DATA TO PROCESS
# # # #

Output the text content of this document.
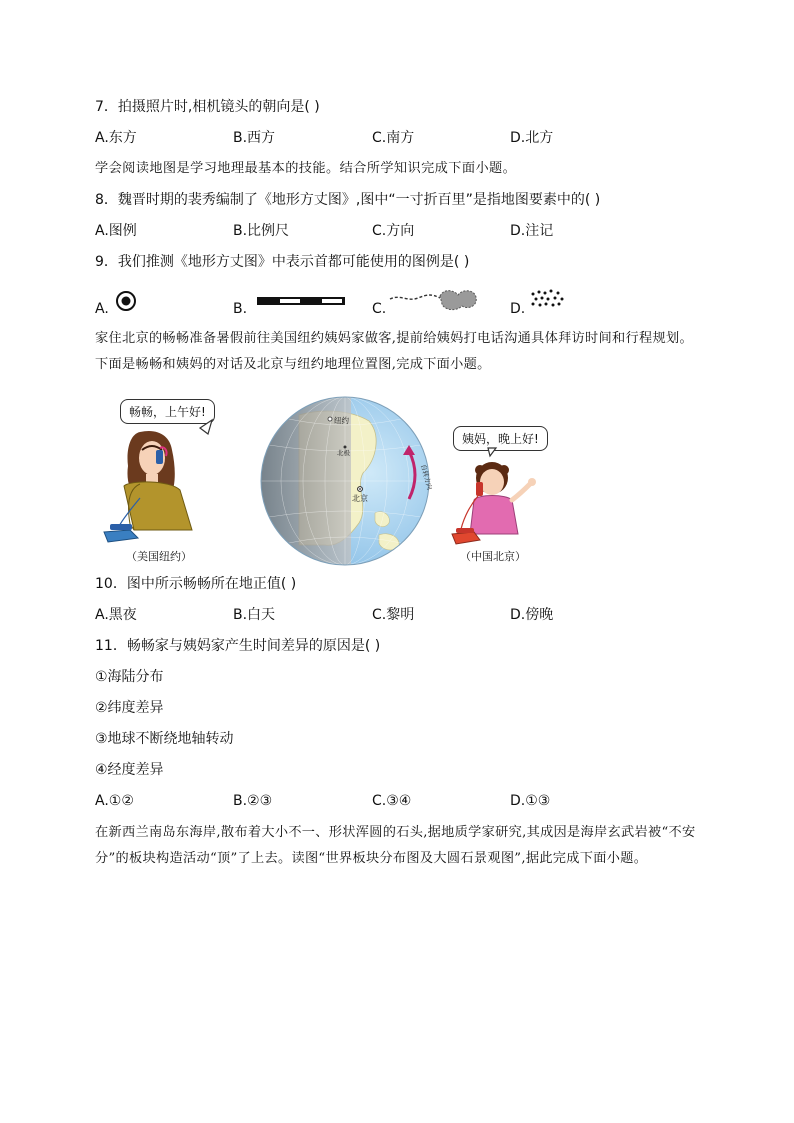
7．拍摄照片时,相机镜头的朝向是( )
A.东方	B.西方	C.南方	D.北方
学会阅读地图是学习地理最基本的技能。结合所学知识完成下面小题。
8．魏晋时期的裴秀编制了《地形方丈图》,图中“一寸折百里”是指地图要素中的( )
A.图例	B.比例尺	C.方向	D.注记
9．我们推测《地形方丈图》中表示首都可能使用的图例是( )
A.	B.	C.	D.
家住北京的畅畅准备暑假前往美国纽约姨妈家做客,提前给姨妈打电话沟通具体拜访时间和行程规划。下面是畅畅和姨妈的对话及北京与纽约地理位置图,完成下面小题。
畅畅，上午好!
（美国纽约）
纽约
北极
北京
自转方向
姨妈，晚上好!
（中国北京）
10．图中所示畅畅所在地正值( )
A.黑夜	B.白天	C.黎明	D.傍晚
11．畅畅家与姨妈家产生时间差异的原因是( )
①海陆分布
②纬度差异
③地球不断绕地轴转动
④经度差异
A.①②	B.②③	C.③④	D.①③
在新西兰南岛东海岸,散布着大小不一、形状浑圆的石头,据地质学家研究,其成因是海岸玄武岩被“不安分”的板块构造活动“顶”了上去。读图“世界板块分布图及大圆石景观图”,据此完成下面小题。
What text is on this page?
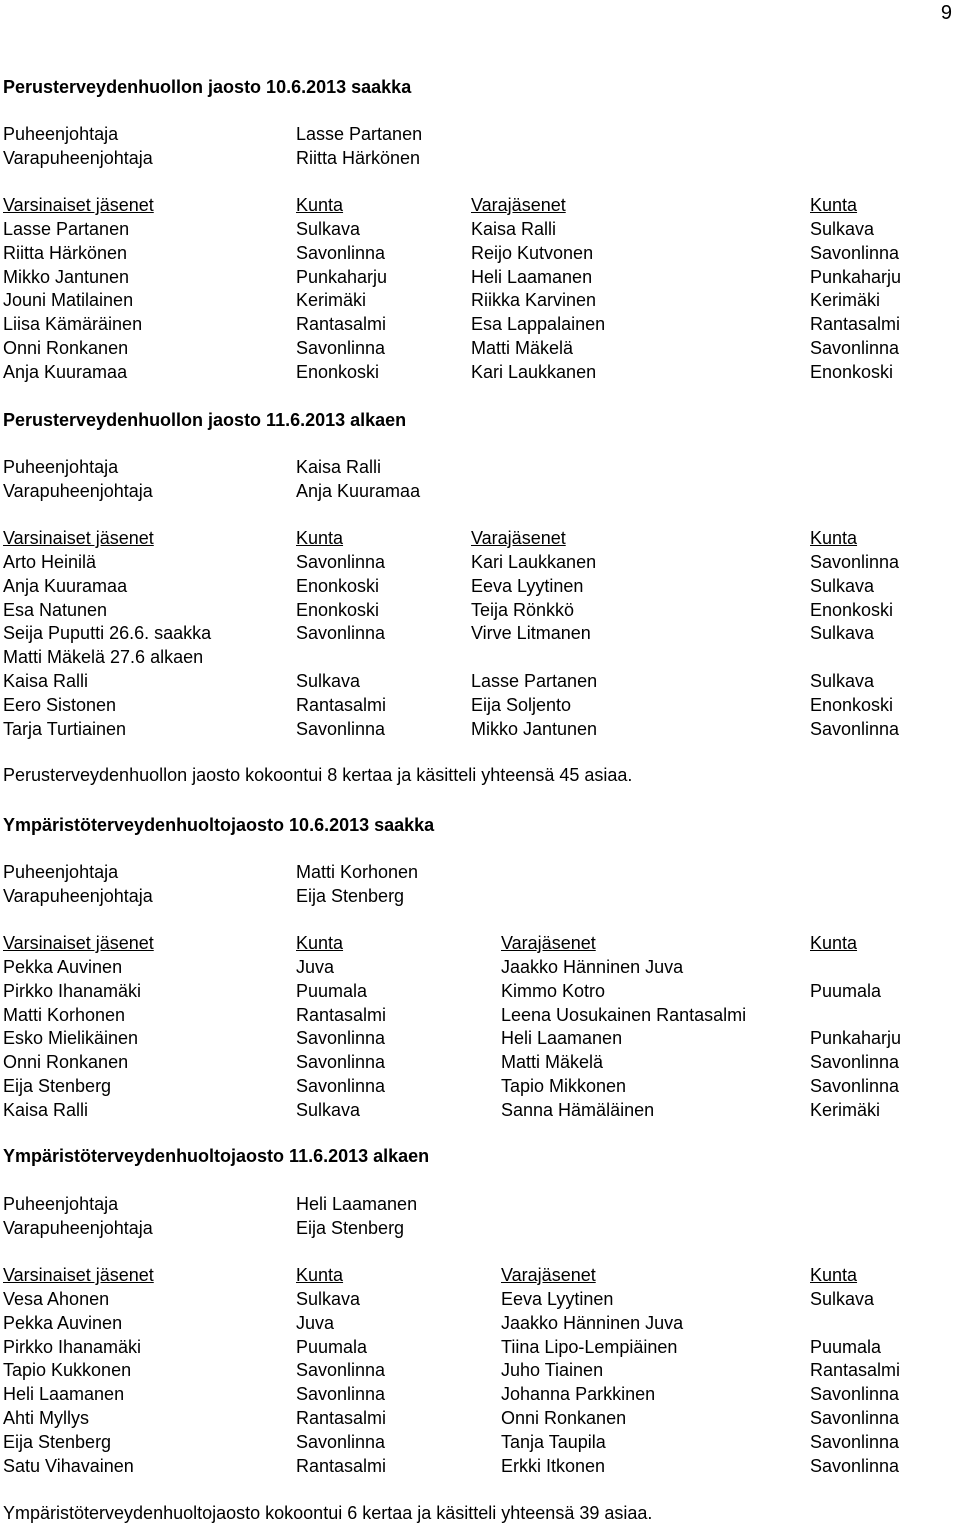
9
Perusterveydenhuollon jaosto 10.6.2013 saakka
Puheenjohtaja	Lasse Partanen
Varapuheenjohtaja	Riitta Härkönen
Varsinaiset jäsenet	Kunta	Varajäsenet	Kunta
Lasse Partanen	Sulkava	Kaisa Ralli	Sulkava
Riitta Härkönen	Savonlinna	Reijo Kutvonen	Savonlinna
Mikko Jantunen	Punkaharju	Heli Laamanen	Punkaharju
Jouni Matilainen	Kerimäki	Riikka Karvinen	Kerimäki
Liisa Kämäräinen	Rantasalmi	Esa Lappalainen	Rantasalmi
Onni Ronkanen	Savonlinna	Matti Mäkelä	Savonlinna
Anja Kuuramaa	Enonkoski	Kari Laukkanen	Enonkoski
Perusterveydenhuollon jaosto 11.6.2013 alkaen
Puheenjohtaja	Kaisa Ralli
Varapuheenjohtaja	Anja Kuuramaa
Varsinaiset jäsenet	Kunta	Varajäsenet	Kunta
Arto Heinilä	Savonlinna	Kari Laukkanen	Savonlinna
Anja Kuuramaa	Enonkoski	Eeva Lyytinen	Sulkava
Esa Natunen	Enonkoski	Teija Rönkkö	Enonkoski
Seija Puputti 26.6. saakka	Savonlinna	Virve Litmanen	Sulkava
Matti Mäkelä 27.6 alkaen
Kaisa Ralli	Sulkava	Lasse Partanen	Sulkava
Eero Sistonen	Rantasalmi	Eija Soljento	Enonkoski
Tarja Turtiainen	Savonlinna	Mikko Jantunen	Savonlinna
Perusterveydenhuollon jaosto kokoontui 8 kertaa ja käsitteli yhteensä 45 asiaa.
Ympäristöterveydenhuoltojaosto 10.6.2013 saakka
Puheenjohtaja	Matti Korhonen
Varapuheenjohtaja	Eija Stenberg
Varsinaiset jäsenet	Kunta	Varajäsenet	Kunta
Pekka Auvinen	Juva	Jaakko Hänninen Juva
Pirkko Ihanamäki	Puumala	Kimmo Kotro	Puumala
Matti Korhonen	Rantasalmi	Leena Uosukainen Rantasalmi
Esko Mielikäinen	Savonlinna	Heli Laamanen	Punkaharju
Onni Ronkanen	Savonlinna	Matti Mäkelä	Savonlinna
Eija Stenberg	Savonlinna	Tapio Mikkonen	Savonlinna
Kaisa Ralli	Sulkava	Sanna Hämäläinen	Kerimäki
Ympäristöterveydenhuoltojaosto 11.6.2013 alkaen
Puheenjohtaja	Heli Laamanen
Varapuheenjohtaja	Eija Stenberg
Varsinaiset jäsenet	Kunta	Varajäsenet	Kunta
Vesa Ahonen	Sulkava	Eeva Lyytinen	Sulkava
Pekka Auvinen	Juva	Jaakko Hänninen Juva
Pirkko Ihanamäki	Puumala	Tiina Lipo-Lempiäinen	Puumala
Tapio Kukkonen	Savonlinna	Juho Tiainen	Rantasalmi
Heli Laamanen	Savonlinna	Johanna Parkkinen	Savonlinna
Ahti Myllys	Rantasalmi	Onni Ronkanen	Savonlinna
Eija Stenberg	Savonlinna	Tanja Taupila	Savonlinna
Satu Vihavainen	Rantasalmi	Erkki Itkonen	Savonlinna
Ympäristöterveydenhuoltojaosto kokoontui 6 kertaa ja käsitteli yhteensä 39 asiaa.
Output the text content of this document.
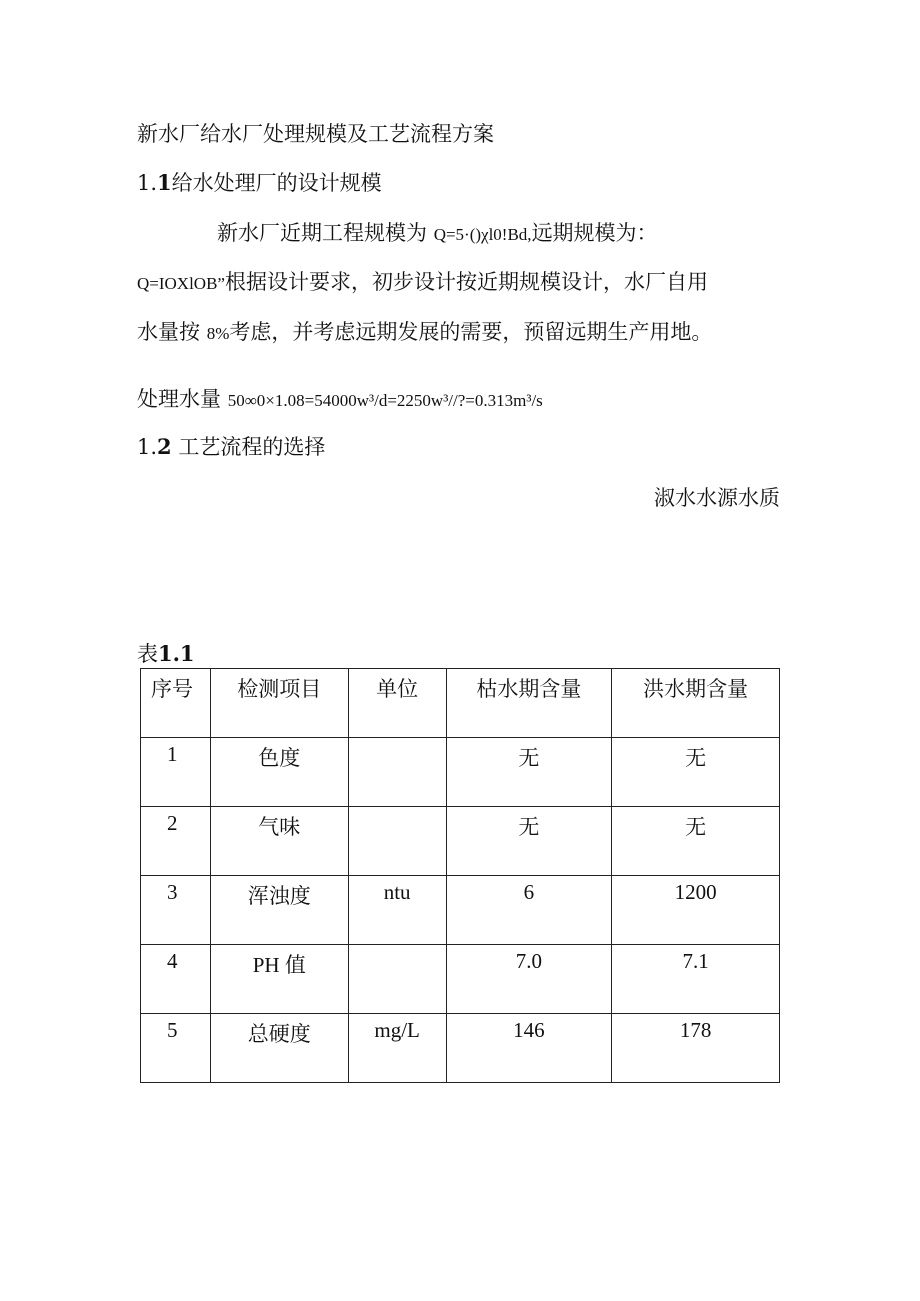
新水厂给水厂处理规模及工艺流程方案
1.1给水处理厂的设计规模
新水厂近期工程规模为 Q=5·()χl0!Bd,远期规模为：
Q=IOXlOB”根据设计要求，初步设计按近期规模设计，水厂自用
水量按 8%考虑，并考虑远期发展的需要，预留远期生产用地。
处理水量 50∞0×1.08=54000w³/d=2250w³//?=0.313m³/s
1.2 工艺流程的选择
淑水水源水质
表1.1
序号	检测项目	单位	枯水期含量	洪水期含量
1	色度		无	无
2	气味		无	无
3	浑浊度	ntu	6	1200
4	PH 值		7.0	7.1
5	总硬度	mg/L	146	178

# # # #

THE TASK
Copy every line in the records above that contains the word "alkaen".

FULL SOLUTION
Perusterveydenhuollon jaosto 11.6.2013 alkaen
Matti Mäkelä 27.6 alkaen
Ympäristöterveydenhuoltojaosto 11.6.2013 alkaen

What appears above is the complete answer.